• The request
Extract the data exactly, missing nothing.

• Extracted data
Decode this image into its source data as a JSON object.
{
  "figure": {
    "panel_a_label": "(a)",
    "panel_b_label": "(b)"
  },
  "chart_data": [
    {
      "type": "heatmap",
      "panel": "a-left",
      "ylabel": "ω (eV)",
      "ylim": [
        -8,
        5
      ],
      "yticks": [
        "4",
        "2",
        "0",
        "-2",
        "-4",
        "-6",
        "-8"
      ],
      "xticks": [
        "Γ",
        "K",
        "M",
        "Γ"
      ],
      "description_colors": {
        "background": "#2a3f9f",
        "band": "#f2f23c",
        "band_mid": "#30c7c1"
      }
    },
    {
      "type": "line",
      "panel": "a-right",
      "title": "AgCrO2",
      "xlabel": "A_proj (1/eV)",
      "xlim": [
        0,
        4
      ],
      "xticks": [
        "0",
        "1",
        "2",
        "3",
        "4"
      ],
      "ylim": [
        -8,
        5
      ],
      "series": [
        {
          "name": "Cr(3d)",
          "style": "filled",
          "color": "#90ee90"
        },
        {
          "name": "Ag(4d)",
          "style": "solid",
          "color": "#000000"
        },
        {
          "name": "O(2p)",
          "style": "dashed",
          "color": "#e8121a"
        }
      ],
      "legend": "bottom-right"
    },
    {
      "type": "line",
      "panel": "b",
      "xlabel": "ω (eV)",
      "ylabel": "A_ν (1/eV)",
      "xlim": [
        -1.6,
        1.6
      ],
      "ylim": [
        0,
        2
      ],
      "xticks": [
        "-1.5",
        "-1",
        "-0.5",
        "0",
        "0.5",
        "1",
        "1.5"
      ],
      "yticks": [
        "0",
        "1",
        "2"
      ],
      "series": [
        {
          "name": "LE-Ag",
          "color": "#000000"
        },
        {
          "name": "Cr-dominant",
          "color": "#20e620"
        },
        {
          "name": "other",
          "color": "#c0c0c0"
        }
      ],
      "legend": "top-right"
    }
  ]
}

• The solution
Decode this image into its source data as a JSON object.
{
  "figure": {
    "panel_a_label": "(a)",
    "panel_b_label": "(b)"
  },
  "chart_data": [
    {
      "type": "heatmap",
      "panel": "a-left",
      "ylabel": "ω (eV)",
      "ylim": [
        -8,
        5
      ],
      "yticks": [
        "4",
        "2",
        "0",
        "-2",
        "-4",
        "-6",
        "-8"
      ],
      "xticks": [
        "Γ",
        "K",
        "M",
        "Γ"
      ],
      "description_colors": {
        "background": "#2a3f9f",
        "band": "#f2f23c",
        "band_mid": "#30c7c1"
      }
    },
    {
      "type": "line",
      "panel": "a-right",
      "title": "AgCrO2",
      "xlabel": "A_proj (1/eV)",
      "xlim": [
        0,
        4
      ],
      "xticks": [
        "0",
        "1",
        "2",
        "3",
        "4"
      ],
      "ylim": [
        -8,
        5
      ],
      "series": [
        {
          "name": "Cr(3d)",
          "style": "filled",
          "color": "#90ee90"
        },
        {
          "name": "Ag(4d)",
          "style": "solid",
          "color": "#000000"
        },
        {
          "name": "O(2p)",
          "style": "dashed",
          "color": "#e8121a"
        }
      ],
      "legend": "bottom-right"
    },
    {
      "type": "line",
      "panel": "b",
      "xlabel": "ω (eV)",
      "ylabel": "A_ν (1/eV)",
      "xlim": [
        -1.6,
        1.6
      ],
      "ylim": [
        0,
        2
      ],
      "xticks": [
        "-1.5",
        "-1",
        "-0.5",
        "0",
        "0.5",
        "1",
        "1.5"
      ],
      "yticks": [
        "0",
        "1",
        "2"
      ],
      "series": [
        {
          "name": "LE-Ag",
          "color": "#000000"
        },
        {
          "name": "Cr-dominant",
          "color": "#20e620"
        },
        {
          "name": "other",
          "color": "#c0c0c0"
        }
      ],
      "legend": "top-right"
    }
  ]
}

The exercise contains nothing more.